Extracted records
───
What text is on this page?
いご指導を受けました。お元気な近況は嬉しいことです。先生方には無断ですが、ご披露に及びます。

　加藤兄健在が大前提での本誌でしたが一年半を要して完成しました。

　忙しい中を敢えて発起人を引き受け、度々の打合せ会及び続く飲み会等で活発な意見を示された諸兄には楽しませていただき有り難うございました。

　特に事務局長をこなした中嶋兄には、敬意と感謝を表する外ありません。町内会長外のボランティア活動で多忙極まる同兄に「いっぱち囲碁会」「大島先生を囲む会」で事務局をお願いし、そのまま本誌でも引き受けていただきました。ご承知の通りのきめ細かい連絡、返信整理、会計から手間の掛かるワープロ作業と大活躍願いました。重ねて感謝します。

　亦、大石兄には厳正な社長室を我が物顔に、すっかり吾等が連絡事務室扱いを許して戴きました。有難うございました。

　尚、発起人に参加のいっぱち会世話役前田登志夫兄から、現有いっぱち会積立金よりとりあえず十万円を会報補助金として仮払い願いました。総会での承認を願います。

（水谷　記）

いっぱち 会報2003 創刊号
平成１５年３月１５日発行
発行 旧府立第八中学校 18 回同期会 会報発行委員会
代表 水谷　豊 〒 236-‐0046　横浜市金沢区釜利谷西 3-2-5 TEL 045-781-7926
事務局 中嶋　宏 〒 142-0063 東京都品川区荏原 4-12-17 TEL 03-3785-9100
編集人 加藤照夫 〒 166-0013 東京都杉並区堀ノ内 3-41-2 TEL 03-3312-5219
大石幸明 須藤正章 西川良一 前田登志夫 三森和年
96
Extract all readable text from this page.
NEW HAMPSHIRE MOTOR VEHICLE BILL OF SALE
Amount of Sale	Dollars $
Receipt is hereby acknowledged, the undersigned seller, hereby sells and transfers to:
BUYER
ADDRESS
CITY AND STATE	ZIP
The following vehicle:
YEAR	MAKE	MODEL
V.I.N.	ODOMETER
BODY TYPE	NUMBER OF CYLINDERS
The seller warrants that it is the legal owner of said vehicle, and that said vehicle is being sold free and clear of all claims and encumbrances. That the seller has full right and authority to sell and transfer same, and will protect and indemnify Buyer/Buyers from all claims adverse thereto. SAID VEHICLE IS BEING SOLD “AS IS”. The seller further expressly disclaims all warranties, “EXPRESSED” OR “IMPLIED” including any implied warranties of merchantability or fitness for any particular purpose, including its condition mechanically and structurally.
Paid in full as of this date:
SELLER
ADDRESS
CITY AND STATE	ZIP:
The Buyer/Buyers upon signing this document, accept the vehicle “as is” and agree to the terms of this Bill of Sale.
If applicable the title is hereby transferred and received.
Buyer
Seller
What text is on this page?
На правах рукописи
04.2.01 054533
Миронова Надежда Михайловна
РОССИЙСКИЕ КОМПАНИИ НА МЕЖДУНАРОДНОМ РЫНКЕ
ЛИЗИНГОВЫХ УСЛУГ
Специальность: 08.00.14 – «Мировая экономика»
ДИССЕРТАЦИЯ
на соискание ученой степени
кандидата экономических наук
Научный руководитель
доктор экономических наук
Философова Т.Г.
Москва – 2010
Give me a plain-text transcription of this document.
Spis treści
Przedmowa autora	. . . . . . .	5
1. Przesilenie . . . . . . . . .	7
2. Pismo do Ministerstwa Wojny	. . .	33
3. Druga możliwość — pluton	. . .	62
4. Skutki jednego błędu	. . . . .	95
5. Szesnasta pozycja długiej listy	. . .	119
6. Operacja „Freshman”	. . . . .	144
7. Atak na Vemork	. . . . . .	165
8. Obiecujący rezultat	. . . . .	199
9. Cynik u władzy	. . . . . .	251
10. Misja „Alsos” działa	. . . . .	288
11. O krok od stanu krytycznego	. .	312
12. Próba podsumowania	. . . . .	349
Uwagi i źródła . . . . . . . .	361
───
What you need to do - Print from the line containing "Give me a plain-text" to the last line above, exactly as written.

Reply to the exercise -
Give me a plain-text transcription of this document.
Spis treści
Przedmowa autora	. . . . . . .	5
1. Przesilenie . . . . . . . . .	7
2. Pismo do Ministerstwa Wojny	. . .	33
3. Druga możliwość — pluton	. . .	62
4. Skutki jednego błędu	. . . . .	95
5. Szesnasta pozycja długiej listy	. . .	119
6. Operacja „Freshman”	. . . . .	144
7. Atak na Vemork	. . . . . .	165
8. Obiecujący rezultat	. . . . .	199
9. Cynik u władzy	. . . . . .	251
10. Misja „Alsos” działa	. . . . .	288
11. O krok od stanu krytycznego	. .	312
12. Próba podsumowania	. . . . .	349
Uwagi i źródła . . . . . . . .	361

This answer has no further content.